(Saved entries)
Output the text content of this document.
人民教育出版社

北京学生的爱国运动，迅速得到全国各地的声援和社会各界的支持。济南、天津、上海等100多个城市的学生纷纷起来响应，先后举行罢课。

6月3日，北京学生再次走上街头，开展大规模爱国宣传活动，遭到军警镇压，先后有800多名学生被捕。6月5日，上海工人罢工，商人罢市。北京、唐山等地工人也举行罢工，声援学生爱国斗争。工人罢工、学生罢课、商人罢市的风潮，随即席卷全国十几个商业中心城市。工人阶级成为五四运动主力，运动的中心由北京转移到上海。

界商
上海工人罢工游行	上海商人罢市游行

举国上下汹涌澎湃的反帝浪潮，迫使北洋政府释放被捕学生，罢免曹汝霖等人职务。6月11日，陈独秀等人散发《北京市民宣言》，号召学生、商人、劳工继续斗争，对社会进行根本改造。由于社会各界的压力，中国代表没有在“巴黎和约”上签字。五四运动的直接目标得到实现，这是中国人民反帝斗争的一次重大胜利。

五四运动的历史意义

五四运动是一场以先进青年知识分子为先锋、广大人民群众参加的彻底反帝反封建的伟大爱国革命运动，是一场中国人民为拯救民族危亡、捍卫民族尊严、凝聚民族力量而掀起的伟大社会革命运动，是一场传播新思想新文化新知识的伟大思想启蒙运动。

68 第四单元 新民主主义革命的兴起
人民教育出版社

> Problem requirements: Every record above needs to be repeated word for word.

> Task solution:
Output the text content of this document.
人民教育出版社

北京学生的爱国运动，迅速得到全国各地的声援和社会各界的支持。济南、天津、上海等100多个城市的学生纷纷起来响应，先后举行罢课。

6月3日，北京学生再次走上街头，开展大规模爱国宣传活动，遭到军警镇压，先后有800多名学生被捕。6月5日，上海工人罢工，商人罢市。北京、唐山等地工人也举行罢工，声援学生爱国斗争。工人罢工、学生罢课、商人罢市的风潮，随即席卷全国十几个商业中心城市。工人阶级成为五四运动主力，运动的中心由北京转移到上海。

界商
上海工人罢工游行	上海商人罢市游行

举国上下汹涌澎湃的反帝浪潮，迫使北洋政府释放被捕学生，罢免曹汝霖等人职务。6月11日，陈独秀等人散发《北京市民宣言》，号召学生、商人、劳工继续斗争，对社会进行根本改造。由于社会各界的压力，中国代表没有在“巴黎和约”上签字。五四运动的直接目标得到实现，这是中国人民反帝斗争的一次重大胜利。

五四运动的历史意义

五四运动是一场以先进青年知识分子为先锋、广大人民群众参加的彻底反帝反封建的伟大爱国革命运动，是一场中国人民为拯救民族危亡、捍卫民族尊严、凝聚民族力量而掀起的伟大社会革命运动，是一场传播新思想新文化新知识的伟大思想启蒙运动。

68 第四单元 新民主主义革命的兴起
人民教育出版社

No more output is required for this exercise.